EXERCISE AIM: Please reproduce every record, keeping each one exactly as written.

RECORDS SHOWN:
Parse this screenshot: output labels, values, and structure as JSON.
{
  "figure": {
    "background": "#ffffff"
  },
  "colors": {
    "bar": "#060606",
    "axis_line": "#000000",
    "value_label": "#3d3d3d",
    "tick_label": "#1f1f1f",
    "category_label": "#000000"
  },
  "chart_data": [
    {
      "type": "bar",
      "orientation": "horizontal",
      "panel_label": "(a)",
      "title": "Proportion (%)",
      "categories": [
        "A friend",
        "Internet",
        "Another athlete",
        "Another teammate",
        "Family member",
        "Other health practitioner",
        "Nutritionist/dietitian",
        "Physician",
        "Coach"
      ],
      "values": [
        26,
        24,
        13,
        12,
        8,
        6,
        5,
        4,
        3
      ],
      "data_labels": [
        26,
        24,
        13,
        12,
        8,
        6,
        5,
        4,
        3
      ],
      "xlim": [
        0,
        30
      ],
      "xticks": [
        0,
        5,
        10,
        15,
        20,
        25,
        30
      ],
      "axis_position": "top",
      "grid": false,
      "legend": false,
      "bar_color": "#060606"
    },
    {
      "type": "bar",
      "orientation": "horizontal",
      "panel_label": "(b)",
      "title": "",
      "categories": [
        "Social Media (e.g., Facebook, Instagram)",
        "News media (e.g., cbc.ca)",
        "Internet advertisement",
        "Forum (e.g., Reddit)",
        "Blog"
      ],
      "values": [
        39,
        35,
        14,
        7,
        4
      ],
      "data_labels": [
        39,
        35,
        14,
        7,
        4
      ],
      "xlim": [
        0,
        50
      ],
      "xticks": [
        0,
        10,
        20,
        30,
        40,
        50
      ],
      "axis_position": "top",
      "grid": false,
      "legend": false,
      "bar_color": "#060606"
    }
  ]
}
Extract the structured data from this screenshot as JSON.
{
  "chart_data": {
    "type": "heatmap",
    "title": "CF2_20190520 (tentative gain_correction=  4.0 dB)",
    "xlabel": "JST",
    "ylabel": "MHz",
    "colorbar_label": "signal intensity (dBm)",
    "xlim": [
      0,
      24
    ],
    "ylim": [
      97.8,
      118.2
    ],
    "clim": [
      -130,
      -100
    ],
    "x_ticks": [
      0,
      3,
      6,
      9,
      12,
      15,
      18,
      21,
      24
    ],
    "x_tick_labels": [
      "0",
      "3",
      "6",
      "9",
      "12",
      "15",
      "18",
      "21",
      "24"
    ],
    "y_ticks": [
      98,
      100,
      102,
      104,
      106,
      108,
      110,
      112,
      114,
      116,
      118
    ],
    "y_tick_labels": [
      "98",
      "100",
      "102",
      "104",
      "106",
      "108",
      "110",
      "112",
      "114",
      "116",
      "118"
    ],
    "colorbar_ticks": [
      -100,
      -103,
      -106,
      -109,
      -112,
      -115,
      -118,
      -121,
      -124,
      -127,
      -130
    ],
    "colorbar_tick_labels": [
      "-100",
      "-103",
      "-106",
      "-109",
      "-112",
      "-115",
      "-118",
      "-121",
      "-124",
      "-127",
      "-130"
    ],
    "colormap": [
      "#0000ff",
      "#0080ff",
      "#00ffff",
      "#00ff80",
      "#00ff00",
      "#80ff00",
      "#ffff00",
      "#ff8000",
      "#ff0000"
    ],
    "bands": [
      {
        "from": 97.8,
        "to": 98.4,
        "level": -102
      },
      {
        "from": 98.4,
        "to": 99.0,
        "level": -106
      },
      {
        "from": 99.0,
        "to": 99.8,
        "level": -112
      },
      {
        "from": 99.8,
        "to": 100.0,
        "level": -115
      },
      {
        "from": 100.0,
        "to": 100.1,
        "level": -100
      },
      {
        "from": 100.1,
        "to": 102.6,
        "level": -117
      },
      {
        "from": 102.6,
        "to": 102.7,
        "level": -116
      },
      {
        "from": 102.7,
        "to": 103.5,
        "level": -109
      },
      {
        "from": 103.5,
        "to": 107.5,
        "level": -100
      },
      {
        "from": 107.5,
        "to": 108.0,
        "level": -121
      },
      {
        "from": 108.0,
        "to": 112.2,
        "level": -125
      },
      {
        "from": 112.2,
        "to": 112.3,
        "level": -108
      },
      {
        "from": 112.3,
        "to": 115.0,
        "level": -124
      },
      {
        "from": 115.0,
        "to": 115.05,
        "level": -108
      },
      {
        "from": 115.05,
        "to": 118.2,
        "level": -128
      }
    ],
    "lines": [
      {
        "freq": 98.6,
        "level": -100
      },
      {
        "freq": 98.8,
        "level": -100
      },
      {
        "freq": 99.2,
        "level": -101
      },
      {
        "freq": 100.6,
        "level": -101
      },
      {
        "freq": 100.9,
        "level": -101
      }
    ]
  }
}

RESPONSE TO THIS EXERCISE:
Parse this screenshot: output labels, values, and structure as JSON.
{
  "figure": {
    "background": "#ffffff"
  },
  "colors": {
    "bar": "#060606",
    "axis_line": "#000000",
    "value_label": "#3d3d3d",
    "tick_label": "#1f1f1f",
    "category_label": "#000000"
  },
  "chart_data": [
    {
      "type": "bar",
      "orientation": "horizontal",
      "panel_label": "(a)",
      "title": "Proportion (%)",
      "categories": [
        "A friend",
        "Internet",
        "Another athlete",
        "Another teammate",
        "Family member",
        "Other health practitioner",
        "Nutritionist/dietitian",
        "Physician",
        "Coach"
      ],
      "values": [
        26,
        24,
        13,
        12,
        8,
        6,
        5,
        4,
        3
      ],
      "data_labels": [
        26,
        24,
        13,
        12,
        8,
        6,
        5,
        4,
        3
      ],
      "xlim": [
        0,
        30
      ],
      "xticks": [
        0,
        5,
        10,
        15,
        20,
        25,
        30
      ],
      "axis_position": "top",
      "grid": false,
      "legend": false,
      "bar_color": "#060606"
    },
    {
      "type": "bar",
      "orientation": "horizontal",
      "panel_label": "(b)",
      "title": "",
      "categories": [
        "Social Media (e.g., Facebook, Instagram)",
        "News media (e.g., cbc.ca)",
        "Internet advertisement",
        "Forum (e.g., Reddit)",
        "Blog"
      ],
      "values": [
        39,
        35,
        14,
        7,
        4
      ],
      "data_labels": [
        39,
        35,
        14,
        7,
        4
      ],
      "xlim": [
        0,
        50
      ],
      "xticks": [
        0,
        10,
        20,
        30,
        40,
        50
      ],
      "axis_position": "top",
      "grid": false,
      "legend": false,
      "bar_color": "#060606"
    }
  ]
}
Extract the structured data from this screenshot as JSON.
{
  "chart_data": {
    "type": "heatmap",
    "title": "CF2_20190520 (tentative gain_correction=  4.0 dB)",
    "xlabel": "JST",
    "ylabel": "MHz",
    "colorbar_label": "signal intensity (dBm)",
    "xlim": [
      0,
      24
    ],
    "ylim": [
      97.8,
      118.2
    ],
    "clim": [
      -130,
      -100
    ],
    "x_ticks": [
      0,
      3,
      6,
      9,
      12,
      15,
      18,
      21,
      24
    ],
    "x_tick_labels": [
      "0",
      "3",
      "6",
      "9",
      "12",
      "15",
      "18",
      "21",
      "24"
    ],
    "y_ticks": [
      98,
      100,
      102,
      104,
      106,
      108,
      110,
      112,
      114,
      116,
      118
    ],
    "y_tick_labels": [
      "98",
      "100",
      "102",
      "104",
      "106",
      "108",
      "110",
      "112",
      "114",
      "116",
      "118"
    ],
    "colorbar_ticks": [
      -100,
      -103,
      -106,
      -109,
      -112,
      -115,
      -118,
      -121,
      -124,
      -127,
      -130
    ],
    "colorbar_tick_labels": [
      "-100",
      "-103",
      "-106",
      "-109",
      "-112",
      "-115",
      "-118",
      "-121",
      "-124",
      "-127",
      "-130"
    ],
    "colormap": [
      "#0000ff",
      "#0080ff",
      "#00ffff",
      "#00ff80",
      "#00ff00",
      "#80ff00",
      "#ffff00",
      "#ff8000",
      "#ff0000"
    ],
    "bands": [
      {
        "from": 97.8,
        "to": 98.4,
        "level": -102
      },
      {
        "from": 98.4,
        "to": 99.0,
        "level": -106
      },
      {
        "from": 99.0,
        "to": 99.8,
        "level": -112
      },
      {
        "from": 99.8,
        "to": 100.0,
        "level": -115
      },
      {
        "from": 100.0,
        "to": 100.1,
        "level": -100
      },
      {
        "from": 100.1,
        "to": 102.6,
        "level": -117
      },
      {
        "from": 102.6,
        "to": 102.7,
        "level": -116
      },
      {
        "from": 102.7,
        "to": 103.5,
        "level": -109
      },
      {
        "from": 103.5,
        "to": 107.5,
        "level": -100
      },
      {
        "from": 107.5,
        "to": 108.0,
        "level": -121
      },
      {
        "from": 108.0,
        "to": 112.2,
        "level": -125
      },
      {
        "from": 112.2,
        "to": 112.3,
        "level": -108
      },
      {
        "from": 112.3,
        "to": 115.0,
        "level": -124
      },
      {
        "from": 115.0,
        "to": 115.05,
        "level": -108
      },
      {
        "from": 115.05,
        "to": 118.2,
        "level": -128
      }
    ],
    "lines": [
      {
        "freq": 98.6,
        "level": -100
      },
      {
        "freq": 98.8,
        "level": -100
      },
      {
        "freq": 99.2,
        "level": -101
      },
      {
        "freq": 100.6,
        "level": -101
      },
      {
        "freq": 100.9,
        "level": -101
      }
    ]
  }
}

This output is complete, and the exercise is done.